┌────────

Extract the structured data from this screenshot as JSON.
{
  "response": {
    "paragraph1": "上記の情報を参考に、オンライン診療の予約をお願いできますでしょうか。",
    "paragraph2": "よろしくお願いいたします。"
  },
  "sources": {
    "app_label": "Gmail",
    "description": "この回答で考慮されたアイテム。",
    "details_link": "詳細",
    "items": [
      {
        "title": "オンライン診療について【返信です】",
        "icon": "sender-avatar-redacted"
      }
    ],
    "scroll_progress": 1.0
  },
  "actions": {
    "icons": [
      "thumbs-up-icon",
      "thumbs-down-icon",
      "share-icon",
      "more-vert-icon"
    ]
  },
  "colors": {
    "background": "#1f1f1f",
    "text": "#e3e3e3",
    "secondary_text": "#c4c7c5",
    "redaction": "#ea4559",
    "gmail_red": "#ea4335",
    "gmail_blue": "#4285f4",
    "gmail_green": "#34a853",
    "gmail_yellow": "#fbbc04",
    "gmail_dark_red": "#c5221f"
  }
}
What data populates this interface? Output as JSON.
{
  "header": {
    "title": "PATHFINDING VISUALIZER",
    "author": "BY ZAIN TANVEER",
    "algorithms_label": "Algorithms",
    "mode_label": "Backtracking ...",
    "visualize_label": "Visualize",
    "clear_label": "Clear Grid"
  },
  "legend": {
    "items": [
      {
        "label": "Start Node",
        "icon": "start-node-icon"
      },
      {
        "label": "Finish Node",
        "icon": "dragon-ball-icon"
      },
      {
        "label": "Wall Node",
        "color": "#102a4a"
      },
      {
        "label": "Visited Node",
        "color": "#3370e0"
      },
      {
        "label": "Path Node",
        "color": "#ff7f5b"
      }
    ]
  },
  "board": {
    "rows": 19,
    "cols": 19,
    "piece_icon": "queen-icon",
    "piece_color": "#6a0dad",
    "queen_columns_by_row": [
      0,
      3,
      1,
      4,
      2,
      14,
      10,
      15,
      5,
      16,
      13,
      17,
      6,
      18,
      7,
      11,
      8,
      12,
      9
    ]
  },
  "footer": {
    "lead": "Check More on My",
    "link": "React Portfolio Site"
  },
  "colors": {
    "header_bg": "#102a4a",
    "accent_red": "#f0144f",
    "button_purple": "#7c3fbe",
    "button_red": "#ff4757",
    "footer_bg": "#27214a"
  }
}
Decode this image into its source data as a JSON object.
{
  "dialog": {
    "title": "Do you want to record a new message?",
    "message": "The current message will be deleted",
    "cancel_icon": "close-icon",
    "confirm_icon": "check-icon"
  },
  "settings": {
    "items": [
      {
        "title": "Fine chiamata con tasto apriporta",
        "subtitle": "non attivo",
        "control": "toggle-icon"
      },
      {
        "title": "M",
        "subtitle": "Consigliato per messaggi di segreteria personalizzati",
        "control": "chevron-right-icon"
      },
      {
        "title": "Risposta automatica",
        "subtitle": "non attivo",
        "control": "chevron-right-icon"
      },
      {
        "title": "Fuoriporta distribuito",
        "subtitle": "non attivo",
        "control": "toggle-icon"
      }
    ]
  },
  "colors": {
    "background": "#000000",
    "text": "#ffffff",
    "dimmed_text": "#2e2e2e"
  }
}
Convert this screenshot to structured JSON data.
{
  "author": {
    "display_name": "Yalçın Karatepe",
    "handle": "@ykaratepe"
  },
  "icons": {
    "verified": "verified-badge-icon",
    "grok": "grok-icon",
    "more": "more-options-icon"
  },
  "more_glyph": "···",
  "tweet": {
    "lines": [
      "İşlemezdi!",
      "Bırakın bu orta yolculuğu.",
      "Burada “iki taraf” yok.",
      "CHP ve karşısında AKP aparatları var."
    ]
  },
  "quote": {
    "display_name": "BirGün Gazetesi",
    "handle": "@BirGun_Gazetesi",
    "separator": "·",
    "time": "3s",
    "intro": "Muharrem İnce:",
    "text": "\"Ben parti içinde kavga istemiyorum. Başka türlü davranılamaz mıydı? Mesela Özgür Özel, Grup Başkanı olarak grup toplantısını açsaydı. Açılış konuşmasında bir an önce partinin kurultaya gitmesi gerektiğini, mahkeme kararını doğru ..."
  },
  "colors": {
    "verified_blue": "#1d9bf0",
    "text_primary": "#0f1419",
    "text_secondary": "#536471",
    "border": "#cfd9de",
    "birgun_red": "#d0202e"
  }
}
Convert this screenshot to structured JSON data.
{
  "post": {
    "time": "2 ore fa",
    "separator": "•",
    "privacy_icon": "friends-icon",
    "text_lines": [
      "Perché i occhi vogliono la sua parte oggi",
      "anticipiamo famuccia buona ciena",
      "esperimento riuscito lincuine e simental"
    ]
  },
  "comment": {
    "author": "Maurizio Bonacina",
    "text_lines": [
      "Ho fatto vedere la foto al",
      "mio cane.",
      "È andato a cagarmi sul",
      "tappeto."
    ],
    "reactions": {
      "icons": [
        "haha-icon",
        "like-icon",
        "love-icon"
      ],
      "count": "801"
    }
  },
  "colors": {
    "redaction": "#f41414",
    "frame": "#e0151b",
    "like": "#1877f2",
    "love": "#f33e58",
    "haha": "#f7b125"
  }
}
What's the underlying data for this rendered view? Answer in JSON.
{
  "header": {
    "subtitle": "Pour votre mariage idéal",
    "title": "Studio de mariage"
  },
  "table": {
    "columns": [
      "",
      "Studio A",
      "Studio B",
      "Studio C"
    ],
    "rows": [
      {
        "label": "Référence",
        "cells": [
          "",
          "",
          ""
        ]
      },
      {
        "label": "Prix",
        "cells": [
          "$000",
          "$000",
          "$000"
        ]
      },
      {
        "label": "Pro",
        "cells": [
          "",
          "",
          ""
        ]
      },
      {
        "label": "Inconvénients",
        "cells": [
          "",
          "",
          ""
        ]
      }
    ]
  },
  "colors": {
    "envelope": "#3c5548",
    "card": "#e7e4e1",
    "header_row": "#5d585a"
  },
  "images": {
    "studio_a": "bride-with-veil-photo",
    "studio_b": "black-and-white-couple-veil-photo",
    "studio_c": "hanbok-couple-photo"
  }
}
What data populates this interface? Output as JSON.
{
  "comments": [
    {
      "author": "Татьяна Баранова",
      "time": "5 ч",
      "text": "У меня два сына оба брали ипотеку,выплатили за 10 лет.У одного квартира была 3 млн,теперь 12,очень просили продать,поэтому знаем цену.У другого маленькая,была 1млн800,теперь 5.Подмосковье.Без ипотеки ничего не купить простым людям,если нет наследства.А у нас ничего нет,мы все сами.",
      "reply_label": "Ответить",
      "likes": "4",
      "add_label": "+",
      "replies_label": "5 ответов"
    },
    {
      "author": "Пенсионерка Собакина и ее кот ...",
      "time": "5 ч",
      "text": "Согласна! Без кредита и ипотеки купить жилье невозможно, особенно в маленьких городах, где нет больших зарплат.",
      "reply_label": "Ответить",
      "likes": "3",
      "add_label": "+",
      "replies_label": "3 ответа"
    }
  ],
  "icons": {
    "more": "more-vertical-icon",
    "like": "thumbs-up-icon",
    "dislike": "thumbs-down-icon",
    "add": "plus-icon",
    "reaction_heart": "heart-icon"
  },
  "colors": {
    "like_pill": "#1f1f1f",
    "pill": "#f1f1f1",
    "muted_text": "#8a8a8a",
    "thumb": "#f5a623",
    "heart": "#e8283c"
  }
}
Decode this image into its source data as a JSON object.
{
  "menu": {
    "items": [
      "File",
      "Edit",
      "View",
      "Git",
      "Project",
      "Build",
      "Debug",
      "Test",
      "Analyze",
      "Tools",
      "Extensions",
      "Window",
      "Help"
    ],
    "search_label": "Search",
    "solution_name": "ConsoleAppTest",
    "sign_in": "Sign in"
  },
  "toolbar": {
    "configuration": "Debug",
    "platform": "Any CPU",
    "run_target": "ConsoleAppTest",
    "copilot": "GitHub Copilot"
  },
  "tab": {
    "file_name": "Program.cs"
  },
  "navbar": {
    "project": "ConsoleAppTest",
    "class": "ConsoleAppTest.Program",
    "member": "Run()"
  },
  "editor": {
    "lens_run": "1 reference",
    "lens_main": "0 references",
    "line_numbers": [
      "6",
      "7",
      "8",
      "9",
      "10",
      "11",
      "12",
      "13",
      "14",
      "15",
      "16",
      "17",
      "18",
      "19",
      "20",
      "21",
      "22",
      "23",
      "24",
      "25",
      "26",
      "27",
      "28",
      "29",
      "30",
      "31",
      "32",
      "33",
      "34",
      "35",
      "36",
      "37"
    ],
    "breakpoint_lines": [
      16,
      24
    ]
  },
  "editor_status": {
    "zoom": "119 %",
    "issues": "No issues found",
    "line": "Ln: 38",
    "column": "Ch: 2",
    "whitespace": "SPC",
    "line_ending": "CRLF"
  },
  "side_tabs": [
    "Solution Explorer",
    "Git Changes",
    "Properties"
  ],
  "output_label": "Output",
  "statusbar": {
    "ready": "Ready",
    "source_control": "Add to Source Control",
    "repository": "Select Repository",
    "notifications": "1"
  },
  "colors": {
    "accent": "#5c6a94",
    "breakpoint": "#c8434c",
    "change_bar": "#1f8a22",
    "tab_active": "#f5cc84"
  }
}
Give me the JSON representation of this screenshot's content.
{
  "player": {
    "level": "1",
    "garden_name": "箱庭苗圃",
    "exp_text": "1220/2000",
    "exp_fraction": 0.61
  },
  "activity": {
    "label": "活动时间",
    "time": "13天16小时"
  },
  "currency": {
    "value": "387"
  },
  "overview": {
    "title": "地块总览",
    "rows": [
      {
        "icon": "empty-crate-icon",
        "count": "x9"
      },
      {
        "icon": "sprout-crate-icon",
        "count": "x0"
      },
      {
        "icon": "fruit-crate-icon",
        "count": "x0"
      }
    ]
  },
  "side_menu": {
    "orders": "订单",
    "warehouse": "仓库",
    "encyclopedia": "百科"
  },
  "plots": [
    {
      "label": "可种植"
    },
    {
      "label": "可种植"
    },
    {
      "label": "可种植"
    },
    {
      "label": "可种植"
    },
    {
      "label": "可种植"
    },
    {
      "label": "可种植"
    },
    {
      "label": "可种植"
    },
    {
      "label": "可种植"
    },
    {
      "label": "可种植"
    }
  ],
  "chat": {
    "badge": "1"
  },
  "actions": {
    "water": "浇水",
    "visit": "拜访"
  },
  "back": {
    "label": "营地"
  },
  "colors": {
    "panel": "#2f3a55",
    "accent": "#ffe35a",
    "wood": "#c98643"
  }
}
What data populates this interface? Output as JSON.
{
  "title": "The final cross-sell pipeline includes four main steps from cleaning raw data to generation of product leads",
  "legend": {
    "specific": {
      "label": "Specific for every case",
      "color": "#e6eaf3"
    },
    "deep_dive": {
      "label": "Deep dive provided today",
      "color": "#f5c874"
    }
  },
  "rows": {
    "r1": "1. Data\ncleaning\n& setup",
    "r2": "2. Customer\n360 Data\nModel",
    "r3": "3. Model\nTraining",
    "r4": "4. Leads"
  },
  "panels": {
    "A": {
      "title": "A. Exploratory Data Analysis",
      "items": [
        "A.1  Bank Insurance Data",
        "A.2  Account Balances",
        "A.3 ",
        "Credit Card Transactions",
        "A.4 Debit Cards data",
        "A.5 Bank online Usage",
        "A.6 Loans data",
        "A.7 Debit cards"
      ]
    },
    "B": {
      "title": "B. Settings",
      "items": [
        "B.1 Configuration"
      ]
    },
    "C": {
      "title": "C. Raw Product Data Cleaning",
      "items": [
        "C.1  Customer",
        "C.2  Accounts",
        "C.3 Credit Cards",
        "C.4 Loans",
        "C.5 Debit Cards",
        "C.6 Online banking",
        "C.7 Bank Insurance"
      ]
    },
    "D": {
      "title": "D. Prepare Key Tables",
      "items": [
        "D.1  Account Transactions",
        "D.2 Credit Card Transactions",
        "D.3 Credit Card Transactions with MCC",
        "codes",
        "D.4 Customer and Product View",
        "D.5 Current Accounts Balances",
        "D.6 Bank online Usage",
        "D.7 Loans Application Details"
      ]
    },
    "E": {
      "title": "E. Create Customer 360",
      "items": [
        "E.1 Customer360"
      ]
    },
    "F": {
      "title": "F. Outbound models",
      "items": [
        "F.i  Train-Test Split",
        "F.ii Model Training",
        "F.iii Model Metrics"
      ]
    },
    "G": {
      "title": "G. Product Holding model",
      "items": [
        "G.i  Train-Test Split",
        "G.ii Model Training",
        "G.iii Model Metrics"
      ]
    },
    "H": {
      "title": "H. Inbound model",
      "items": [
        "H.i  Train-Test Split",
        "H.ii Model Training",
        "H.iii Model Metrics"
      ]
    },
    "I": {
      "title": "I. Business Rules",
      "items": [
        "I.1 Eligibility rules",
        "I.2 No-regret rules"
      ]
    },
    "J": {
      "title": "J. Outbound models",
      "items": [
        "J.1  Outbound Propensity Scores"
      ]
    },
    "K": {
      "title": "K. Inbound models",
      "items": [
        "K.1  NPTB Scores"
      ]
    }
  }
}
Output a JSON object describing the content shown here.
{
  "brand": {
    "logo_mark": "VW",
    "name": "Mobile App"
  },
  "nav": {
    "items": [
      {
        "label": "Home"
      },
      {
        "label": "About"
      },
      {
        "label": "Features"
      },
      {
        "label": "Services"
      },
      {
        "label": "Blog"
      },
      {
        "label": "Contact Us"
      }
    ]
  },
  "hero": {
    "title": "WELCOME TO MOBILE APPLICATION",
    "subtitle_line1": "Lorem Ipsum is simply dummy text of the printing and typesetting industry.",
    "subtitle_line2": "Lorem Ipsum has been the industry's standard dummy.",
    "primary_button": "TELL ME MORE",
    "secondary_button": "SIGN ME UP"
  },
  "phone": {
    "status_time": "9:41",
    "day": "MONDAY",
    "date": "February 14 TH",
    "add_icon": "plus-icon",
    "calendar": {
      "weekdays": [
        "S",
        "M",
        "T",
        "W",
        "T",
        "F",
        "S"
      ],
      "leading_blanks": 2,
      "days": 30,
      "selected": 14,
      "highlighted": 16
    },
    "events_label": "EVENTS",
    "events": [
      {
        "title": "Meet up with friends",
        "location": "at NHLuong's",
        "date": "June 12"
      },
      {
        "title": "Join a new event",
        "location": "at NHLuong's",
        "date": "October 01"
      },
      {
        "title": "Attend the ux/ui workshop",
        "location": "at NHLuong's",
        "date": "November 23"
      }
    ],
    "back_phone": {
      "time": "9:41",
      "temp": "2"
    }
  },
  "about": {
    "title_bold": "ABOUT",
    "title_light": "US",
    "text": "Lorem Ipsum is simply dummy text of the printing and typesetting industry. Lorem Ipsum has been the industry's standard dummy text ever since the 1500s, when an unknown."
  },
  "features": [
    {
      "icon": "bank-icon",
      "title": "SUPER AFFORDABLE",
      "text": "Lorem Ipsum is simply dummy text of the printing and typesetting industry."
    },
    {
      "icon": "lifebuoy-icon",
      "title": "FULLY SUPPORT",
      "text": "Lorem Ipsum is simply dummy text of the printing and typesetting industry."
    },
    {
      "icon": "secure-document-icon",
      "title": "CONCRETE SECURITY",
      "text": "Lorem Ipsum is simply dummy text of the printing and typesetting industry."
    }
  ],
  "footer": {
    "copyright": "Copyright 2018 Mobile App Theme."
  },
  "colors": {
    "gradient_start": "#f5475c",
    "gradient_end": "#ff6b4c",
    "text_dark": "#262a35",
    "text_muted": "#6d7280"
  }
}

└────────

• [Do this]: Find every line in the entries that includes the word "heart", then state how many there are and nothing else.

• [Output for this exercise]: 2